Dataset items
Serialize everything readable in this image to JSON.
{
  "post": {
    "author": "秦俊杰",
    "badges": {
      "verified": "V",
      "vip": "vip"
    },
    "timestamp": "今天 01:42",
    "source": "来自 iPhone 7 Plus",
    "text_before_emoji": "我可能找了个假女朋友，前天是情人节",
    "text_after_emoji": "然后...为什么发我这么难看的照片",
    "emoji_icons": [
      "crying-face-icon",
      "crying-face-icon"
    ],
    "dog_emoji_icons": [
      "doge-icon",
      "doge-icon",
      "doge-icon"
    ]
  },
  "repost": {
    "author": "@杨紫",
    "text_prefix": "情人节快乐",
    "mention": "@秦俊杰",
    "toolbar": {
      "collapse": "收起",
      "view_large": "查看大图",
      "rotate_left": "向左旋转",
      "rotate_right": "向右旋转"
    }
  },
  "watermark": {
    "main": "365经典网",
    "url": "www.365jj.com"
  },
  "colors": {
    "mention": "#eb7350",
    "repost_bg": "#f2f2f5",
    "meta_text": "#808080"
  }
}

→ Exercise aim: Make an exact copy of the data above.

→ Output of the task:
Serialize everything readable in this image to JSON.
{
  "post": {
    "author": "秦俊杰",
    "badges": {
      "verified": "V",
      "vip": "vip"
    },
    "timestamp": "今天 01:42",
    "source": "来自 iPhone 7 Plus",
    "text_before_emoji": "我可能找了个假女朋友，前天是情人节",
    "text_after_emoji": "然后...为什么发我这么难看的照片",
    "emoji_icons": [
      "crying-face-icon",
      "crying-face-icon"
    ],
    "dog_emoji_icons": [
      "doge-icon",
      "doge-icon",
      "doge-icon"
    ]
  },
  "repost": {
    "author": "@杨紫",
    "text_prefix": "情人节快乐",
    "mention": "@秦俊杰",
    "toolbar": {
      "collapse": "收起",
      "view_large": "查看大图",
      "rotate_left": "向左旋转",
      "rotate_right": "向右旋转"
    }
  },
  "watermark": {
    "main": "365经典网",
    "url": "www.365jj.com"
  },
  "colors": {
    "mention": "#eb7350",
    "repost_bg": "#f2f2f5",
    "meta_text": "#808080"
  }
}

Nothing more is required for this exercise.